** Start of INPUT DATA **

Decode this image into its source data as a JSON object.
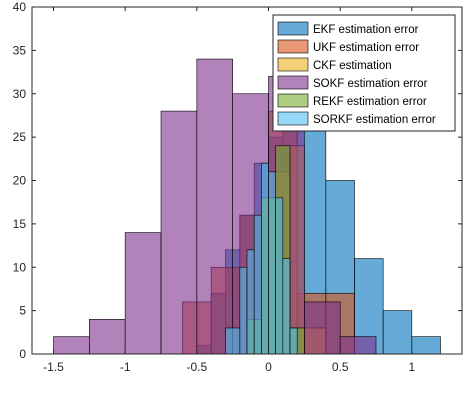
{
  "chart_data": {
    "type": "histogram",
    "xlim": [
      -1.65,
      1.35
    ],
    "ylim": [
      0,
      40
    ],
    "x_ticks": [
      -1.5,
      -1,
      -0.5,
      0,
      0.5,
      1
    ],
    "x_tick_labels": [
      "-1.5",
      "-1",
      "-0.5",
      "0",
      "0.5",
      "1"
    ],
    "y_ticks": [
      0,
      5,
      10,
      15,
      20,
      25,
      30,
      35,
      40
    ],
    "y_tick_labels": [
      "0",
      "5",
      "10",
      "15",
      "20",
      "25",
      "30",
      "35",
      "40"
    ],
    "grid": false,
    "legend_position": "top-right",
    "series": [
      {
        "name": "EKF estimation error",
        "color": "#0072BD",
        "bins": [
          {
            "x0": -0.5,
            "x1": -0.4,
            "count": 1
          },
          {
            "x0": -0.4,
            "x1": -0.3,
            "count": 7
          },
          {
            "x0": -0.3,
            "x1": -0.2,
            "count": 12
          },
          {
            "x0": -0.2,
            "x1": -0.1,
            "count": 16
          },
          {
            "x0": -0.1,
            "x1": 0.0,
            "count": 22
          },
          {
            "x0": 0.0,
            "x1": 0.1,
            "count": 25
          },
          {
            "x0": 0.1,
            "x1": 0.2,
            "count": 29
          },
          {
            "x0": 0.2,
            "x1": 0.4,
            "count": 27
          },
          {
            "x0": 0.4,
            "x1": 0.6,
            "count": 20
          },
          {
            "x0": 0.6,
            "x1": 0.8,
            "count": 11
          },
          {
            "x0": 0.8,
            "x1": 1.0,
            "count": 5
          },
          {
            "x0": 1.0,
            "x1": 1.2,
            "count": 2
          }
        ]
      },
      {
        "name": "UKF estimation error",
        "color": "#D95319",
        "bins": [
          {
            "x0": -0.6,
            "x1": -0.4,
            "count": 6
          },
          {
            "x0": -0.4,
            "x1": -0.2,
            "count": 10
          },
          {
            "x0": -0.2,
            "x1": 0.0,
            "count": 16
          },
          {
            "x0": 0.0,
            "x1": 0.2,
            "count": 28
          },
          {
            "x0": 0.2,
            "x1": 0.4,
            "count": 7
          },
          {
            "x0": 0.4,
            "x1": 0.6,
            "count": 7
          }
        ]
      },
      {
        "name": "CKF estimation",
        "color": "#EDB120",
        "bins": [
          {
            "x0": -0.05,
            "x1": 0.05,
            "count": 18
          },
          {
            "x0": 0.05,
            "x1": 0.15,
            "count": 21
          },
          {
            "x0": 0.15,
            "x1": 0.25,
            "count": 24
          },
          {
            "x0": 0.25,
            "x1": 0.4,
            "count": 3
          }
        ]
      },
      {
        "name": "SOKF estimation error",
        "color": "#7E2F8E",
        "bins": [
          {
            "x0": -1.5,
            "x1": -1.25,
            "count": 2
          },
          {
            "x0": -1.25,
            "x1": -1.0,
            "count": 4
          },
          {
            "x0": -1.0,
            "x1": -0.75,
            "count": 14
          },
          {
            "x0": -0.75,
            "x1": -0.5,
            "count": 28
          },
          {
            "x0": -0.5,
            "x1": -0.25,
            "count": 34
          },
          {
            "x0": -0.25,
            "x1": 0.0,
            "count": 30
          },
          {
            "x0": 0.0,
            "x1": 0.25,
            "count": 32
          },
          {
            "x0": 0.25,
            "x1": 0.5,
            "count": 6
          },
          {
            "x0": 0.5,
            "x1": 0.75,
            "count": 2
          }
        ]
      },
      {
        "name": "REKF estimation error",
        "color": "#77AC30",
        "bins": [
          {
            "x0": -0.15,
            "x1": -0.05,
            "count": 4
          },
          {
            "x0": -0.05,
            "x1": 0.05,
            "count": 18
          },
          {
            "x0": 0.05,
            "x1": 0.15,
            "count": 24
          },
          {
            "x0": 0.15,
            "x1": 0.25,
            "count": 3
          }
        ]
      },
      {
        "name": "SORKF estimation error",
        "color": "#4DBEEE",
        "bins": [
          {
            "x0": -0.3,
            "x1": -0.2,
            "count": 3
          },
          {
            "x0": -0.2,
            "x1": -0.15,
            "count": 10
          },
          {
            "x0": -0.15,
            "x1": -0.1,
            "count": 12
          },
          {
            "x0": -0.1,
            "x1": -0.05,
            "count": 16
          },
          {
            "x0": -0.05,
            "x1": 0.0,
            "count": 22
          },
          {
            "x0": 0.0,
            "x1": 0.05,
            "count": 21
          },
          {
            "x0": 0.05,
            "x1": 0.1,
            "count": 18
          },
          {
            "x0": 0.1,
            "x1": 0.15,
            "count": 11
          },
          {
            "x0": 0.15,
            "x1": 0.2,
            "count": 3
          }
        ]
      }
    ]
  }
}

** End of INPUT DATA **

### GOAL
Look through the listing above. Pick out each line with "color" and copy it.

### WRITTEN RESPONSE
        "color": "#0072BD",
        "color": "#D95319",
        "color": "#EDB120",
        "color": "#7E2F8E",
        "color": "#77AC30",
        "color": "#4DBEEE",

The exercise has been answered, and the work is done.